- Task description
Word for word, restate every line of the material.

- Listed records
· · · · · · ·

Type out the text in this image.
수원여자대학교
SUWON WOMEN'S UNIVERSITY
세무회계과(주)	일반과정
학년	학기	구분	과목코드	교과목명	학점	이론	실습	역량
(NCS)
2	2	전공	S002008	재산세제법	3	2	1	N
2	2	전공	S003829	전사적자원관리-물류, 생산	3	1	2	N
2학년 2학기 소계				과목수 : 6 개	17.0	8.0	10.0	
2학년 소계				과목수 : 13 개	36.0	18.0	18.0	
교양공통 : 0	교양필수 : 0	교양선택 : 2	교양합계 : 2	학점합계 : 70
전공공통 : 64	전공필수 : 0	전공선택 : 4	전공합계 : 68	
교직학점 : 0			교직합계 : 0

· · · · · · ·

- Exercise result
Type out the text in this image.
수원여자대학교
SUWON WOMEN'S UNIVERSITY
세무회계과(주)	일반과정
학년	학기	구분	과목코드	교과목명	학점	이론	실습	역량
(NCS)
2	2	전공	S002008	재산세제법	3	2	1	N
2	2	전공	S003829	전사적자원관리-물류, 생산	3	1	2	N
2학년 2학기 소계				과목수 : 6 개	17.0	8.0	10.0	
2학년 소계				과목수 : 13 개	36.0	18.0	18.0	
교양공통 : 0	교양필수 : 0	교양선택 : 2	교양합계 : 2	학점합계 : 70
전공공통 : 64	전공필수 : 0	전공선택 : 4	전공합계 : 68	
교직학점 : 0			교직합계 : 0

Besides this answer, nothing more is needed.